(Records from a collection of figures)
[Start of Attachment]

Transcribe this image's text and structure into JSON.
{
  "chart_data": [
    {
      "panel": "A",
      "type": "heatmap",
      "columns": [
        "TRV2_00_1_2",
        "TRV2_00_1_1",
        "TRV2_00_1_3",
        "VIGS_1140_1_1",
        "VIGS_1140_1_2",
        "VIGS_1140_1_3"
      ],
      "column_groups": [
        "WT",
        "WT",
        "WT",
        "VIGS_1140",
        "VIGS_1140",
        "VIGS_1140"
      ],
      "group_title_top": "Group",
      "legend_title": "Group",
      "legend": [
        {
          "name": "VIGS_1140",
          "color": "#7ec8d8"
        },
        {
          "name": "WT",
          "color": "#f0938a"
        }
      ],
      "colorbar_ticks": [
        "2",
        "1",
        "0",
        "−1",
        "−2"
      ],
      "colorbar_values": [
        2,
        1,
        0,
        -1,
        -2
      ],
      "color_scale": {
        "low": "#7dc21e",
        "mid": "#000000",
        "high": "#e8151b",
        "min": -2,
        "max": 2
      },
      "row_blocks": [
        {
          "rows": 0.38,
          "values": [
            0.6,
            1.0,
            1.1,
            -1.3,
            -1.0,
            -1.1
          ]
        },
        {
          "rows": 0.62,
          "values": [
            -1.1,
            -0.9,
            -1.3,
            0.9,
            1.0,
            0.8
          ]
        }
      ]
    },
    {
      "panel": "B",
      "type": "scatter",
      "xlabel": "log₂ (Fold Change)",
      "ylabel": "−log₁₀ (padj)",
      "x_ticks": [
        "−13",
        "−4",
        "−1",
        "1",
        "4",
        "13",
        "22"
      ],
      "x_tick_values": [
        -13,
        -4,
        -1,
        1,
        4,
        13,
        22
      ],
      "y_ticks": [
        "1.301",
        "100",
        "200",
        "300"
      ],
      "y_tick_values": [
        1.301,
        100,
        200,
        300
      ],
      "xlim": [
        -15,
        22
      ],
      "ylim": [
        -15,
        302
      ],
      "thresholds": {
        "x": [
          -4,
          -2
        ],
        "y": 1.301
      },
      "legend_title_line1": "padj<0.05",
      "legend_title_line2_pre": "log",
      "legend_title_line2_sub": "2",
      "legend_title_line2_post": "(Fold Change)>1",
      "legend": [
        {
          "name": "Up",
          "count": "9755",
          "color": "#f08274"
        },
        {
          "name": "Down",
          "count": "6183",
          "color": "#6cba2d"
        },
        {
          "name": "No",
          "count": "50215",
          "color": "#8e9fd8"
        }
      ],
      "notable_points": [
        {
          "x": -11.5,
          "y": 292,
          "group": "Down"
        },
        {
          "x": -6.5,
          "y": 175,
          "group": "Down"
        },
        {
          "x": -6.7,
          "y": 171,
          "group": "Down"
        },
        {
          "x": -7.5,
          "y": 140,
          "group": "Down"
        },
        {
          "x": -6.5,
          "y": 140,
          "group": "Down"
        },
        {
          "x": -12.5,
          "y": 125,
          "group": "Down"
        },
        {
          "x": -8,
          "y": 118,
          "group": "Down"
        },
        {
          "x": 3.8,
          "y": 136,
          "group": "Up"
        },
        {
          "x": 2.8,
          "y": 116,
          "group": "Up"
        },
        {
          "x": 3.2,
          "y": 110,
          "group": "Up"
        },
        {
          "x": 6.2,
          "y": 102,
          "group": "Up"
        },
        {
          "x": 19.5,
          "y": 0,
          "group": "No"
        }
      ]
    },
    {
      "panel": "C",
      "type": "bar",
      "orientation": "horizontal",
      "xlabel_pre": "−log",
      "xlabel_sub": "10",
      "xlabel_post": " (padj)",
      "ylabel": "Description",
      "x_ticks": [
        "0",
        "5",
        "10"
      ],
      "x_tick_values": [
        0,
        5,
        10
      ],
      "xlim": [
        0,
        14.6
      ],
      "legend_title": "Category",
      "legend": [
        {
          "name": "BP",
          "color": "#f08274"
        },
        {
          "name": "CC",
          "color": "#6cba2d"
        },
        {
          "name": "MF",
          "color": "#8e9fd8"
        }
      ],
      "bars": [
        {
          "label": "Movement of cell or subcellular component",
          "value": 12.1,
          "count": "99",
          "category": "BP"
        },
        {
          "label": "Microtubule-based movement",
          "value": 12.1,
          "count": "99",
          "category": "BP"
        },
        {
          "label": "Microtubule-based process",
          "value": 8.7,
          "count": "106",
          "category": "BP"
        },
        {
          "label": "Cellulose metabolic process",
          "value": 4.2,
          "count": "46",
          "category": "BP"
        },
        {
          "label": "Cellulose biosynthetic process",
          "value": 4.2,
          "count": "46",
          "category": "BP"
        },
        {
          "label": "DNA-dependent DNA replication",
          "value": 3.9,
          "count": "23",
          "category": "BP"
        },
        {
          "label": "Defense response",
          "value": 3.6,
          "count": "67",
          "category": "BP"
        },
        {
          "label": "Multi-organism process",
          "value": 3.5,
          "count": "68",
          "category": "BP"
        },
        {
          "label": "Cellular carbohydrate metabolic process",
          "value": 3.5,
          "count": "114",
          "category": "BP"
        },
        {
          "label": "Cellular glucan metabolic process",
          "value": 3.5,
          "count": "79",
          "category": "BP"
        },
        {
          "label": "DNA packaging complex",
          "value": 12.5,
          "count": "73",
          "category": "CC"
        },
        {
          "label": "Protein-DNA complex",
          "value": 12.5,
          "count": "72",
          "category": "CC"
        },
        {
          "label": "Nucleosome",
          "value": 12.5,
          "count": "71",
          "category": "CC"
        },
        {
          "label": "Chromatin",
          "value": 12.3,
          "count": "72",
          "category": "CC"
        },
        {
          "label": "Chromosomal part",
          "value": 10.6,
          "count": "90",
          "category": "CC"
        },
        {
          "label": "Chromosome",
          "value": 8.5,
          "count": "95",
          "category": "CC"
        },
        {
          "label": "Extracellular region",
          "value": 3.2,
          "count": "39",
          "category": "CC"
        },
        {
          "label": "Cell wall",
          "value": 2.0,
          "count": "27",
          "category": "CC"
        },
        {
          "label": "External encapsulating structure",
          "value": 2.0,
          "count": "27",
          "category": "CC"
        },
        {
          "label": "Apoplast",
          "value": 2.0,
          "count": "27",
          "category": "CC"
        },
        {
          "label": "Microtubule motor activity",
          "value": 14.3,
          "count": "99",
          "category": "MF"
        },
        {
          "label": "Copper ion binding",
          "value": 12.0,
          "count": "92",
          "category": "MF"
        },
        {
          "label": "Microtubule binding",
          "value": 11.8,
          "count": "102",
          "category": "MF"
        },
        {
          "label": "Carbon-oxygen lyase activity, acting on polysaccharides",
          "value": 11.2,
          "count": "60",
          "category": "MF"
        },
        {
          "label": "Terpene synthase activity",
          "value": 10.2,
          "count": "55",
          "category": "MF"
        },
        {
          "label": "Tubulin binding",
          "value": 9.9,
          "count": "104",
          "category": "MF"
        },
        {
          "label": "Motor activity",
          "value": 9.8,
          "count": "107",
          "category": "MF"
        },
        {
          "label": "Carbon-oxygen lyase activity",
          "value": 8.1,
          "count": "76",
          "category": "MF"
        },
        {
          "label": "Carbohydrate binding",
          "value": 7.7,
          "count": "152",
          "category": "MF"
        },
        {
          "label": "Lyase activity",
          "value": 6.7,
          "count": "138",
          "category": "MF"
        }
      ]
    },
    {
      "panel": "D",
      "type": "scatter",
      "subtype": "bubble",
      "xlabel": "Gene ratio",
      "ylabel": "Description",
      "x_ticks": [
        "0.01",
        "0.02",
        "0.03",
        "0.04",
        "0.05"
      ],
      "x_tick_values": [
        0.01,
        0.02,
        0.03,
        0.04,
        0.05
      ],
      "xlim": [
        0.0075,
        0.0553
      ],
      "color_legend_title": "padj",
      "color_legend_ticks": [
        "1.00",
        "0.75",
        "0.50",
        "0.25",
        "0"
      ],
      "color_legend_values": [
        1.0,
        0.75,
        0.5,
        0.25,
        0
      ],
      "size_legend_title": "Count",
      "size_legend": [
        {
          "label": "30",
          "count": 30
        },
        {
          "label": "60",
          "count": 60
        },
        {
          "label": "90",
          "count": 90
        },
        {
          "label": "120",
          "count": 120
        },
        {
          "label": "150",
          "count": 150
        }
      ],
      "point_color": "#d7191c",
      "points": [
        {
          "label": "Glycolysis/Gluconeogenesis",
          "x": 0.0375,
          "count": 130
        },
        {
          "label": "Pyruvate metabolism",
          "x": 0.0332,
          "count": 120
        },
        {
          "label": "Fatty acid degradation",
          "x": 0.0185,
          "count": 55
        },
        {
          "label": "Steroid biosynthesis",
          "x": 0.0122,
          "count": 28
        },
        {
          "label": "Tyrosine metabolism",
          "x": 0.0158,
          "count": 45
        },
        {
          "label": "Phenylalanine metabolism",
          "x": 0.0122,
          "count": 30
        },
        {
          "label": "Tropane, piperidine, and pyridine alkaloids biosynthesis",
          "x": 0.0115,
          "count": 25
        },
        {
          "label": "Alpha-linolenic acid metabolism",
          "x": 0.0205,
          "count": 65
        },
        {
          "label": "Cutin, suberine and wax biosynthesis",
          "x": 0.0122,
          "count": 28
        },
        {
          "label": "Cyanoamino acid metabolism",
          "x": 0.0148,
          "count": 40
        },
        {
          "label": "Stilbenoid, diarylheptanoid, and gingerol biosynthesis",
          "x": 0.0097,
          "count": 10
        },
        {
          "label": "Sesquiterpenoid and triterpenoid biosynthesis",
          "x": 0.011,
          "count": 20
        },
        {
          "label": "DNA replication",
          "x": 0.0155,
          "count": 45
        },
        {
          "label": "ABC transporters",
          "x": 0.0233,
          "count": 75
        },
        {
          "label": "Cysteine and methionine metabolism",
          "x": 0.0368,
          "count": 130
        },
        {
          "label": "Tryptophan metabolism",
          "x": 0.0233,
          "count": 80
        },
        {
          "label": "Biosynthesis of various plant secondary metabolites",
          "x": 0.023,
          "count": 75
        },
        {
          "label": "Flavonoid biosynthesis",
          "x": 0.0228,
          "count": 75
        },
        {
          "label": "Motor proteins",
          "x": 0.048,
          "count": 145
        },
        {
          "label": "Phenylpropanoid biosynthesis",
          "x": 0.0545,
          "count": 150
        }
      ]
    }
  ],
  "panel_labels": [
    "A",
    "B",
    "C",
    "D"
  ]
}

[End of Attachment]

◆ What is being asked ◆
Report, from the entries above, each line where "process" is found.

◆ Expected output ◆
          "label": "Microtubule-based process",
          "label": "Cellulose metabolic process",
          "label": "Cellulose biosynthetic process",
          "label": "Multi-organism process",
          "label": "Cellular carbohydrate metabolic process",
          "label": "Cellular glucan metabolic process",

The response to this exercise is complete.